Information supplied →
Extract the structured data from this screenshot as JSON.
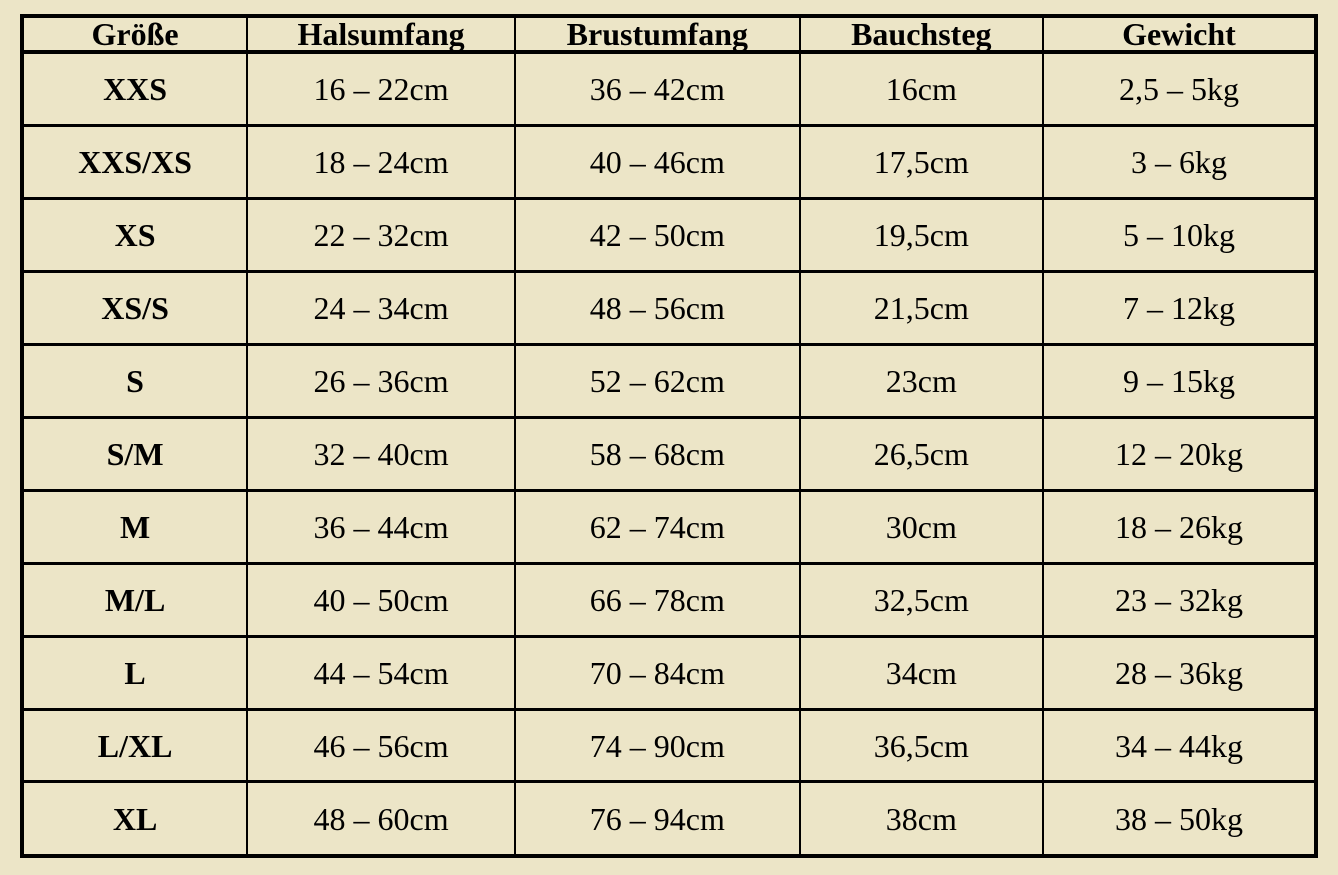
{
  "colors": {
    "background": "#ece5c7",
    "grid_border": "#000000",
    "text": "#000000"
  },
  "table": {
    "headers": [
      "Größe",
      "Halsumfang",
      "Brustumfang",
      "Bauchsteg",
      "Gewicht"
    ],
    "rows": [
      [
        "XXS",
        "16 – 22cm",
        "36 – 42cm",
        "16cm",
        "2,5 – 5kg"
      ],
      [
        "XXS/XS",
        "18 – 24cm",
        "40 – 46cm",
        "17,5cm",
        "3 – 6kg"
      ],
      [
        "XS",
        "22 – 32cm",
        "42 – 50cm",
        "19,5cm",
        "5 – 10kg"
      ],
      [
        "XS/S",
        "24 – 34cm",
        "48 – 56cm",
        "21,5cm",
        "7 – 12kg"
      ],
      [
        "S",
        "26 – 36cm",
        "52 – 62cm",
        "23cm",
        "9 – 15kg"
      ],
      [
        "S/M",
        "32 – 40cm",
        "58 – 68cm",
        "26,5cm",
        "12 – 20kg"
      ],
      [
        "M",
        "36 – 44cm",
        "62 – 74cm",
        "30cm",
        "18 – 26kg"
      ],
      [
        "M/L",
        "40 – 50cm",
        "66 – 78cm",
        "32,5cm",
        "23 – 32kg"
      ],
      [
        "L",
        "44 – 54cm",
        "70 – 84cm",
        "34cm",
        "28 – 36kg"
      ],
      [
        "L/XL",
        "46 – 56cm",
        "74 – 90cm",
        "36,5cm",
        "34 – 44kg"
      ],
      [
        "XL",
        "48 – 60cm",
        "76 – 94cm",
        "38cm",
        "38 – 50kg"
      ]
    ]
  }
}
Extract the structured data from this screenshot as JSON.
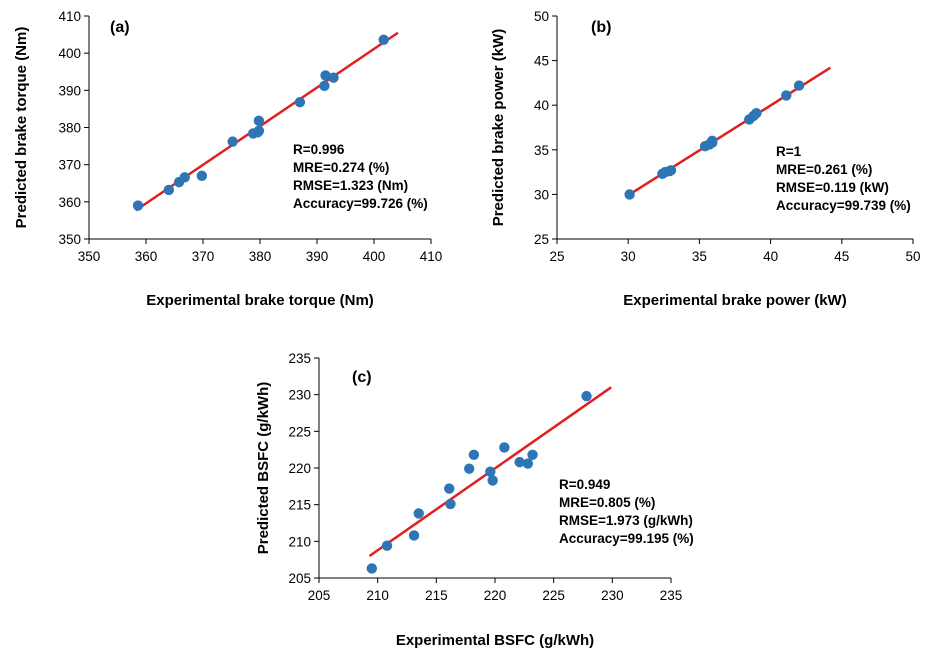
{
  "chart_data": [
    {
      "type": "scatter",
      "panel_label": "(a)",
      "xlabel": "Experimental brake torque (Nm)",
      "ylabel": "Predicted brake torque (Nm)",
      "xlim": [
        350,
        410
      ],
      "ylim": [
        350,
        410
      ],
      "xticks": [
        350,
        360,
        370,
        380,
        390,
        400,
        410
      ],
      "yticks": [
        350,
        360,
        370,
        380,
        390,
        400,
        410
      ],
      "xtick_labels": [
        "350",
        "360",
        "370",
        "380",
        "390",
        "400",
        "410"
      ],
      "ytick_labels": [
        "350",
        "360",
        "370",
        "380",
        "390",
        "400",
        "410"
      ],
      "grid": false,
      "point_color": "#2e75b6",
      "line_color": "#e02020",
      "stats": [
        "R=0.996",
        "MRE=0.274 (%)",
        "RMSE=1.323 (Nm)",
        "Accuracy=99.726 (%)"
      ],
      "points": [
        {
          "x": 358.6,
          "y": 359.0
        },
        {
          "x": 364.0,
          "y": 363.2
        },
        {
          "x": 365.8,
          "y": 365.3
        },
        {
          "x": 366.8,
          "y": 366.6
        },
        {
          "x": 369.8,
          "y": 367.0
        },
        {
          "x": 375.2,
          "y": 376.2
        },
        {
          "x": 378.8,
          "y": 378.4
        },
        {
          "x": 379.6,
          "y": 378.7
        },
        {
          "x": 379.8,
          "y": 379.1
        },
        {
          "x": 379.8,
          "y": 381.8
        },
        {
          "x": 387.0,
          "y": 386.8
        },
        {
          "x": 391.3,
          "y": 391.2
        },
        {
          "x": 391.5,
          "y": 394.0
        },
        {
          "x": 392.9,
          "y": 393.4
        },
        {
          "x": 401.7,
          "y": 403.6
        }
      ],
      "fit_line": {
        "x": [
          358.2,
          404.2
        ],
        "y": [
          357.7,
          405.5
        ]
      }
    },
    {
      "type": "scatter",
      "panel_label": "(b)",
      "xlabel": "Experimental brake power (kW)",
      "ylabel": "Predicted brake power (kW)",
      "xlim": [
        25,
        50
      ],
      "ylim": [
        25,
        50
      ],
      "xticks": [
        25,
        30,
        35,
        40,
        45,
        50
      ],
      "yticks": [
        25,
        30,
        35,
        40,
        45,
        50
      ],
      "xtick_labels": [
        "25",
        "30",
        "35",
        "40",
        "45",
        "50"
      ],
      "ytick_labels": [
        "25",
        "30",
        "35",
        "40",
        "45",
        "50"
      ],
      "grid": false,
      "point_color": "#2e75b6",
      "line_color": "#e02020",
      "stats": [
        "R=1",
        "MRE=0.261 (%)",
        "RMSE=0.119 (kW)",
        "Accuracy=99.739 (%)"
      ],
      "points": [
        {
          "x": 30.1,
          "y": 30.0
        },
        {
          "x": 32.4,
          "y": 32.3
        },
        {
          "x": 32.6,
          "y": 32.5
        },
        {
          "x": 32.9,
          "y": 32.6
        },
        {
          "x": 33.0,
          "y": 32.7
        },
        {
          "x": 35.4,
          "y": 35.4
        },
        {
          "x": 35.7,
          "y": 35.6
        },
        {
          "x": 35.9,
          "y": 35.8
        },
        {
          "x": 35.9,
          "y": 36.0
        },
        {
          "x": 38.5,
          "y": 38.4
        },
        {
          "x": 38.8,
          "y": 38.8
        },
        {
          "x": 39.0,
          "y": 39.1
        },
        {
          "x": 41.1,
          "y": 41.1
        },
        {
          "x": 42.0,
          "y": 42.2
        }
      ],
      "fit_line": {
        "x": [
          29.9,
          44.2
        ],
        "y": [
          29.8,
          44.2
        ]
      }
    },
    {
      "type": "scatter",
      "panel_label": "(c)",
      "xlabel": "Experimental BSFC (g/kWh)",
      "ylabel": "Predicted BSFC (g/kWh)",
      "xlim": [
        205,
        235
      ],
      "ylim": [
        205,
        235
      ],
      "xticks": [
        205,
        210,
        215,
        220,
        225,
        230,
        235
      ],
      "yticks": [
        205,
        210,
        215,
        220,
        225,
        230,
        235
      ],
      "xtick_labels": [
        "205",
        "210",
        "215",
        "220",
        "225",
        "230",
        "235"
      ],
      "ytick_labels": [
        "205",
        "210",
        "215",
        "220",
        "225",
        "230",
        "235"
      ],
      "grid": false,
      "point_color": "#2e75b6",
      "line_color": "#e02020",
      "stats": [
        "R=0.949",
        "MRE=0.805 (%)",
        "RMSE=1.973 (g/kWh)",
        "Accuracy=99.195 (%)"
      ],
      "points": [
        {
          "x": 209.5,
          "y": 206.3
        },
        {
          "x": 210.8,
          "y": 209.4
        },
        {
          "x": 213.1,
          "y": 210.8
        },
        {
          "x": 213.5,
          "y": 213.8
        },
        {
          "x": 216.1,
          "y": 217.2
        },
        {
          "x": 216.2,
          "y": 215.1
        },
        {
          "x": 217.8,
          "y": 219.9
        },
        {
          "x": 218.2,
          "y": 221.8
        },
        {
          "x": 219.6,
          "y": 219.5
        },
        {
          "x": 219.8,
          "y": 218.3
        },
        {
          "x": 220.8,
          "y": 222.8
        },
        {
          "x": 222.1,
          "y": 220.8
        },
        {
          "x": 222.8,
          "y": 220.6
        },
        {
          "x": 223.2,
          "y": 221.8
        },
        {
          "x": 227.8,
          "y": 229.8
        }
      ],
      "fit_line": {
        "x": [
          209.3,
          229.9
        ],
        "y": [
          208.0,
          231.0
        ]
      }
    }
  ]
}
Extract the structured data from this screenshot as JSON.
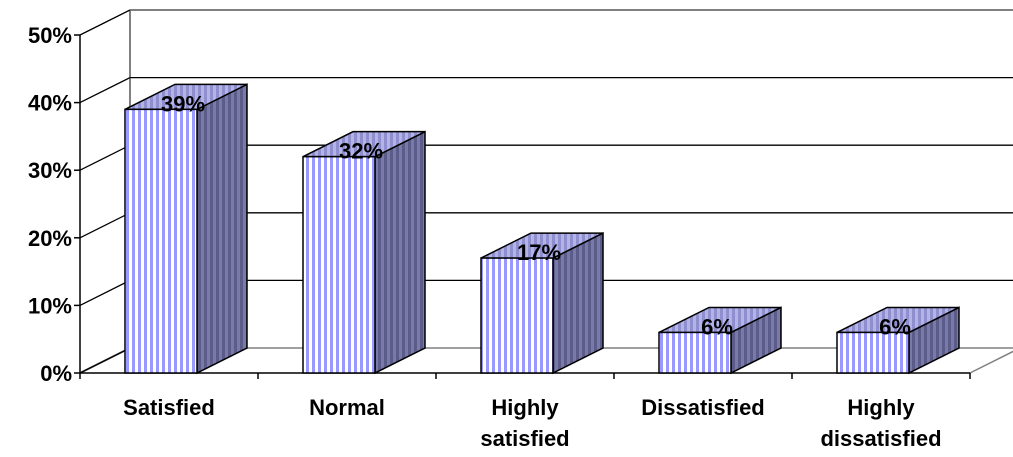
{
  "chart_data": {
    "type": "bar",
    "style": "3d-column",
    "categories": [
      [
        "Satisfied"
      ],
      [
        "Normal"
      ],
      [
        "Highly",
        "satisfied"
      ],
      [
        "Dissatisfied"
      ],
      [
        "Highly",
        "dissatisfied"
      ]
    ],
    "values": [
      39,
      32,
      17,
      6,
      6
    ],
    "data_labels": [
      "39%",
      "32%",
      "17%",
      "6%",
      "6%"
    ],
    "y_ticks": [
      0,
      10,
      20,
      30,
      40,
      50
    ],
    "y_tick_labels": [
      "0%",
      "10%",
      "20%",
      "30%",
      "40%",
      "50%"
    ],
    "ylim": [
      0,
      50
    ],
    "grid": true,
    "legend": "none",
    "colors": {
      "front_base": "#ffffff",
      "front_stripe": "#9999ff",
      "top": "#9999cc",
      "side": "#666699",
      "outline": "#000000",
      "grid": "#000000"
    }
  }
}
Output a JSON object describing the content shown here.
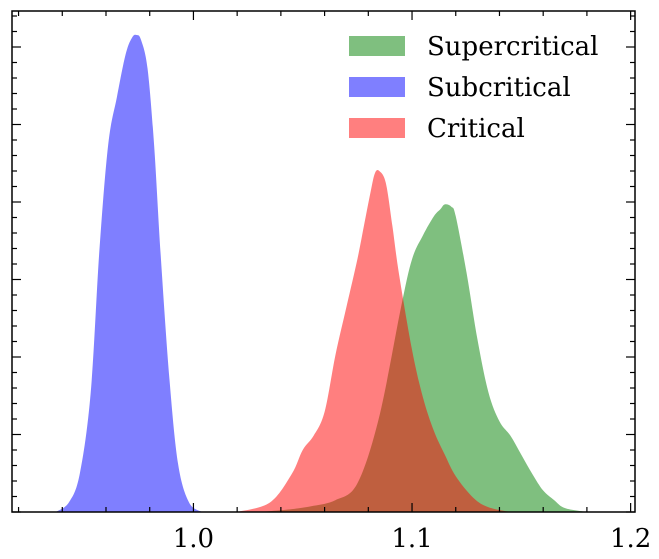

Exercise objective → Find every line that holds "Experimental" and copy it.

Task result →
      "xlabel": "Experimental brake torque (Nm)",
      "xlabel": "Experimental brake power (kW)",
      "xlabel": "Experimental BSFC (g/kWh)",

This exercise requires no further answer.